== TASK INPUTS ==
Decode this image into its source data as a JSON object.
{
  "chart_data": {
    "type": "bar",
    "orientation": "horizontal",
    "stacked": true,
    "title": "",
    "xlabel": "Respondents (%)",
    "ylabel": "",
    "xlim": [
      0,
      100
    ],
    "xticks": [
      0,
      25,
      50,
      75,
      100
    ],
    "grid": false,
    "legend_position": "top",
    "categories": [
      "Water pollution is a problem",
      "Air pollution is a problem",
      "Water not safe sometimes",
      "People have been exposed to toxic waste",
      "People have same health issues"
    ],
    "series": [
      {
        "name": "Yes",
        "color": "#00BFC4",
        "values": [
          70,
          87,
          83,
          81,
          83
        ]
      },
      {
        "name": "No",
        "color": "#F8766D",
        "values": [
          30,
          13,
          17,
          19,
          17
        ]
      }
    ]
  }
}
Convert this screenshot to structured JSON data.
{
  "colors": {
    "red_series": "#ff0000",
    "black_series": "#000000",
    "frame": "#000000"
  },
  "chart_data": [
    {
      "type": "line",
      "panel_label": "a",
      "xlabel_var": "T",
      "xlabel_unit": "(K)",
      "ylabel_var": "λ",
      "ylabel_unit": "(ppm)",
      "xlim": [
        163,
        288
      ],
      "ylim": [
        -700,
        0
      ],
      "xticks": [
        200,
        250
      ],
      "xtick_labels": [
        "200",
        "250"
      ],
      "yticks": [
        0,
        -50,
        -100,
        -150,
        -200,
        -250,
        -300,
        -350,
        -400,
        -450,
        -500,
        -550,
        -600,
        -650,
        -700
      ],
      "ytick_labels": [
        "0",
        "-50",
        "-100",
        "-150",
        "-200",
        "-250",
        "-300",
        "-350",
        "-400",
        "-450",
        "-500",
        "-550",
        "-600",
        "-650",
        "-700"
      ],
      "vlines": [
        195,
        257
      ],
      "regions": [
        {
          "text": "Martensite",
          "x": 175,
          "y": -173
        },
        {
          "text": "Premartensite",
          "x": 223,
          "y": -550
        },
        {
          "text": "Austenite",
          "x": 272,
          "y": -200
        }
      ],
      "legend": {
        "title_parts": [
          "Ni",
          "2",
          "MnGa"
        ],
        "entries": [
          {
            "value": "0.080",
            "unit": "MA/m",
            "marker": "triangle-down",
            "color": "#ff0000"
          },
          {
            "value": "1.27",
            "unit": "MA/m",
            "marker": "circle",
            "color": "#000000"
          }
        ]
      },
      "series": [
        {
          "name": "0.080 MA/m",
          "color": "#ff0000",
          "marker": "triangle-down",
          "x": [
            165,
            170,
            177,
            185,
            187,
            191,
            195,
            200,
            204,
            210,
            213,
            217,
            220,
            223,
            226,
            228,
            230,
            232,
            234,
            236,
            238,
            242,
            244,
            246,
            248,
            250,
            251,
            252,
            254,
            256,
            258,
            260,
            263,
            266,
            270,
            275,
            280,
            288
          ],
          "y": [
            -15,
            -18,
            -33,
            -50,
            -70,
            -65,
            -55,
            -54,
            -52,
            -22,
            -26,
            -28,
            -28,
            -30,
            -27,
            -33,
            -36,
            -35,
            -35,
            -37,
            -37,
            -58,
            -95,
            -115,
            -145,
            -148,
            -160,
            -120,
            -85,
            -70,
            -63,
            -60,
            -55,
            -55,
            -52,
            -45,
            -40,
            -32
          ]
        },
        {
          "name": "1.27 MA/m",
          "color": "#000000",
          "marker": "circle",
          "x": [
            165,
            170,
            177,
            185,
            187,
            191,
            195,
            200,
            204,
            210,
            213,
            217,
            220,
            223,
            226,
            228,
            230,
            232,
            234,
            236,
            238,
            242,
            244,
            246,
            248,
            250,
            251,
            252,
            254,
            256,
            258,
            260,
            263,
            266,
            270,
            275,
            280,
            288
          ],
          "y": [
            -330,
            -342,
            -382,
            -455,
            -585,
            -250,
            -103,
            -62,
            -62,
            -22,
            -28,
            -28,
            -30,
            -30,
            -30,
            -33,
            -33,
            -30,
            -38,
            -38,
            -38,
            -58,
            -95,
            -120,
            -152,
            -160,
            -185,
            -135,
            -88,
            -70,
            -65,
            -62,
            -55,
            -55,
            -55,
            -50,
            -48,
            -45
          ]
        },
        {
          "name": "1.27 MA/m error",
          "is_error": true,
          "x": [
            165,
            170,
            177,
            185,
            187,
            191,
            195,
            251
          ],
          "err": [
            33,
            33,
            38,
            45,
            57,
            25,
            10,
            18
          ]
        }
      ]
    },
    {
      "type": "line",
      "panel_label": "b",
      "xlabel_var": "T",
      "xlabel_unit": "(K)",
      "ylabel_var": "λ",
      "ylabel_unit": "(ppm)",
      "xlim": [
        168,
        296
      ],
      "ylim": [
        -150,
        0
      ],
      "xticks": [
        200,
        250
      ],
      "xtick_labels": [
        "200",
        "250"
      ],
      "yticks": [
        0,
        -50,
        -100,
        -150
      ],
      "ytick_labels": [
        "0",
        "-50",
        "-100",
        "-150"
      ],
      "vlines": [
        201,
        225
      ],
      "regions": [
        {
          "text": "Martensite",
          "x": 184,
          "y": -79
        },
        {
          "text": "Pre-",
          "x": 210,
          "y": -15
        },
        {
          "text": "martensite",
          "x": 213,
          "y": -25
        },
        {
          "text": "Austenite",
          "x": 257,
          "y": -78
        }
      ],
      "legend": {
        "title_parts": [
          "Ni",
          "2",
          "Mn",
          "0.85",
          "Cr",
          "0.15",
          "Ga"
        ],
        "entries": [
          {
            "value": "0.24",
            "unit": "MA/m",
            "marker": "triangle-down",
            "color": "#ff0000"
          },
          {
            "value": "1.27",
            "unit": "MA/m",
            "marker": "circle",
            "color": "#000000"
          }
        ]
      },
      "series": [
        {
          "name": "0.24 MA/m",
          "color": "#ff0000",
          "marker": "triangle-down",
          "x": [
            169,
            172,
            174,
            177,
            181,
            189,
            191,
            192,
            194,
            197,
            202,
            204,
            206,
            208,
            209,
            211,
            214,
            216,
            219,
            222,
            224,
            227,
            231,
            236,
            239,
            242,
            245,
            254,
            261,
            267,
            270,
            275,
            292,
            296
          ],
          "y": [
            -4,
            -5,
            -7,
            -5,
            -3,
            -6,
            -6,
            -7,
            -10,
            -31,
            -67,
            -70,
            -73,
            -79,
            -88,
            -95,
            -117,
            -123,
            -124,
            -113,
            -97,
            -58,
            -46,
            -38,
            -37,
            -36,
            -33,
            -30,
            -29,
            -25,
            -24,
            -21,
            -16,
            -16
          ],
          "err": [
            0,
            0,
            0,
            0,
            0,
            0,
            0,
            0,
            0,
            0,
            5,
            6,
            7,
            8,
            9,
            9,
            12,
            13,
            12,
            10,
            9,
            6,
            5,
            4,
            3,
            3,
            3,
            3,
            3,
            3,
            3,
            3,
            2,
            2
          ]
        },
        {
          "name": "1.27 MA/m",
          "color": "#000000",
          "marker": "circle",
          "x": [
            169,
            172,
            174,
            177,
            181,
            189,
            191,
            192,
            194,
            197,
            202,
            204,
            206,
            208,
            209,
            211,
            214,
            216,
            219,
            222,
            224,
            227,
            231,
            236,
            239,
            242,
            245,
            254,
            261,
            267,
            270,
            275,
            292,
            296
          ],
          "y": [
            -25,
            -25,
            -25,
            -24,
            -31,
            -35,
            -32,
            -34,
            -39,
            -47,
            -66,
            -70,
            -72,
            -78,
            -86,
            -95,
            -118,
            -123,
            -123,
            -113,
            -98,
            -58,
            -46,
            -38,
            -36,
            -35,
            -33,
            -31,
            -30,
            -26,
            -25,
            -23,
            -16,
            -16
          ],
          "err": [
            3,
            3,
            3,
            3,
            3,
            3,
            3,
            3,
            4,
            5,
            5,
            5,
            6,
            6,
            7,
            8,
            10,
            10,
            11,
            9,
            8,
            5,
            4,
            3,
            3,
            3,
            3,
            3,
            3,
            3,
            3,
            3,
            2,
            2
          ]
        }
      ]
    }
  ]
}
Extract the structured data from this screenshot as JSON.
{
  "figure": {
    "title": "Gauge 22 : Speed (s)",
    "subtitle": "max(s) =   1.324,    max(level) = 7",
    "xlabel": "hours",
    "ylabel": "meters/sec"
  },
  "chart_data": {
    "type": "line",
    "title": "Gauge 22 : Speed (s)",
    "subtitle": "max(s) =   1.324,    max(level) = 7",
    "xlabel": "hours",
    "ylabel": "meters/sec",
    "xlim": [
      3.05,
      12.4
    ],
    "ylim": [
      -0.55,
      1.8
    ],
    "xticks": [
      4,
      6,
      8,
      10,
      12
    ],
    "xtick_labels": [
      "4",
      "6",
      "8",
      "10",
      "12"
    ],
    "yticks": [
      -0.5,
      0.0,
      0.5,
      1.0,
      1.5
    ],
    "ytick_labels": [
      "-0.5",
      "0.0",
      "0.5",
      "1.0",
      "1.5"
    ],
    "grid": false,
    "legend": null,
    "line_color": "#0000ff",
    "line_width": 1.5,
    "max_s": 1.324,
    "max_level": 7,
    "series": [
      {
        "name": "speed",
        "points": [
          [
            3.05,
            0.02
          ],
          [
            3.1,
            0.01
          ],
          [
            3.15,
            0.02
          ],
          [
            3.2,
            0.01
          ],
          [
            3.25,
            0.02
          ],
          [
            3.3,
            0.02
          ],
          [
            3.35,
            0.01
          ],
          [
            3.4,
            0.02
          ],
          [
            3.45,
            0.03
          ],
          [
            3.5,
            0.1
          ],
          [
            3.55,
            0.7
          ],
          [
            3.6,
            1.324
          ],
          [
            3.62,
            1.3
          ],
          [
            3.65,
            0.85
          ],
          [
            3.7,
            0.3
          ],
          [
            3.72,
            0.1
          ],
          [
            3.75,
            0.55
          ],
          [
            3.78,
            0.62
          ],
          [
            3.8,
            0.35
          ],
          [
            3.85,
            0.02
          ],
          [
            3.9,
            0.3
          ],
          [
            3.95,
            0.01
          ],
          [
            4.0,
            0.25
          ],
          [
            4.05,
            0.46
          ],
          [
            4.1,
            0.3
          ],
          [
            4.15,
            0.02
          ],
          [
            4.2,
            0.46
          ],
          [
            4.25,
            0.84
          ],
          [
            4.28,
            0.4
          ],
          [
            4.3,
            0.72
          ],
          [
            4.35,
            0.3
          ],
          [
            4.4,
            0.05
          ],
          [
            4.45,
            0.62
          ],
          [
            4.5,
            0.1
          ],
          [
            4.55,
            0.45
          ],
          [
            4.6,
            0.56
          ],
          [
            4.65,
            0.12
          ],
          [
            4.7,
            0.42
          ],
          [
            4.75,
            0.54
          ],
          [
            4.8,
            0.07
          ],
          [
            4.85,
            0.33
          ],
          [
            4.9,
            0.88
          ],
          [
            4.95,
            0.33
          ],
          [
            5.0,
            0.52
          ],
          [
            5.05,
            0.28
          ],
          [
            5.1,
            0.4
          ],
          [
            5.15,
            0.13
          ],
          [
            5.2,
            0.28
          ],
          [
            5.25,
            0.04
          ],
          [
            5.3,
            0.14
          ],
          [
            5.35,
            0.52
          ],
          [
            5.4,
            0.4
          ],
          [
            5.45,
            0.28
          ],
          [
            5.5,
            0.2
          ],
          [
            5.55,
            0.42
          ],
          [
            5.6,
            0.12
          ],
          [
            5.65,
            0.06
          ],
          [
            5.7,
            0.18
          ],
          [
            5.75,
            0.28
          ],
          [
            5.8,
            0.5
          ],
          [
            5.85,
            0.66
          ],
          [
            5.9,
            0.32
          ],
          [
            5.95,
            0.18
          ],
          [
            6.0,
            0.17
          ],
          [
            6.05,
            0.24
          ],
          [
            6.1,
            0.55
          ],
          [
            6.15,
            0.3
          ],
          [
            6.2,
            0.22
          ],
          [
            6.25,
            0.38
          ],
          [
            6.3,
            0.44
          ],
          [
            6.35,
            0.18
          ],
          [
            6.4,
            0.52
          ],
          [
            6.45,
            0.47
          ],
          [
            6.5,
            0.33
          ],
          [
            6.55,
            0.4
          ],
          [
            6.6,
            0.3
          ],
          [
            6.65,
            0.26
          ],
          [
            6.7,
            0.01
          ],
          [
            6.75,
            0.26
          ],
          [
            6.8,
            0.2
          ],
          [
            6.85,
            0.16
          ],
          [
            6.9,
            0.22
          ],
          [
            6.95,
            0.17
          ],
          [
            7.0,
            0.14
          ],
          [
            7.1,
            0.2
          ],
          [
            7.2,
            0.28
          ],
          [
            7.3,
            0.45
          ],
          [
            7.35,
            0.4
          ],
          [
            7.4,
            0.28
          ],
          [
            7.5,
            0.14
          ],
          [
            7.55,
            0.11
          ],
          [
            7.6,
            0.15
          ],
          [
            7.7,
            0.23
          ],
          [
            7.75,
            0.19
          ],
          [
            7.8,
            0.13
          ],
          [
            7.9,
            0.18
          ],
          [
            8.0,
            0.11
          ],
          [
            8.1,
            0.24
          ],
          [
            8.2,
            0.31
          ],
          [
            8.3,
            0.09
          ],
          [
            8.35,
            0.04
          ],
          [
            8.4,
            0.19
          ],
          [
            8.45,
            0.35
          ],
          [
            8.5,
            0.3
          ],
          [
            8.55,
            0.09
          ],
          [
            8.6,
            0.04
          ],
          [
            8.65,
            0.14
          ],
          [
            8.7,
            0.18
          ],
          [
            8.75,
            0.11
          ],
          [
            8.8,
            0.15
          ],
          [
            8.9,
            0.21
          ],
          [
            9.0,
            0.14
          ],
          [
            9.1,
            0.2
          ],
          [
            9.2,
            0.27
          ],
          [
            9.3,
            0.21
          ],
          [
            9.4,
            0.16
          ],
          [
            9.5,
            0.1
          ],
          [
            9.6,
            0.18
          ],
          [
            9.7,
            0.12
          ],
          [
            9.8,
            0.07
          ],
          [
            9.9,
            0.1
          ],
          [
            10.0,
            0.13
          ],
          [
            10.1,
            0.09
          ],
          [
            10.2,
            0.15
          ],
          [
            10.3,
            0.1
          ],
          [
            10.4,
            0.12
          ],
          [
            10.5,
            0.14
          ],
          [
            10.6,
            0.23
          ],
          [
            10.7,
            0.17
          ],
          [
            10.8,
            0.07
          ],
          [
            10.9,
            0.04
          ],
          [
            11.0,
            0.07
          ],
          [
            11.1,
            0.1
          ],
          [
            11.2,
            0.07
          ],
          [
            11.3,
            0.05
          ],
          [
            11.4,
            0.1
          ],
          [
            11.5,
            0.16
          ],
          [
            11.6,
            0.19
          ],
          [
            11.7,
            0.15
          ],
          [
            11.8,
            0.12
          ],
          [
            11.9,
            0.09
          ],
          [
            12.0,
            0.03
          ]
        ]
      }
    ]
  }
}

== WORK REQUIRED ==
Filter for "JSON". Return all lines that hold it.

== THE ANSWER ==
Decode this image into its source data as a JSON object.
Convert this screenshot to structured JSON data.
Extract the structured data from this screenshot as JSON.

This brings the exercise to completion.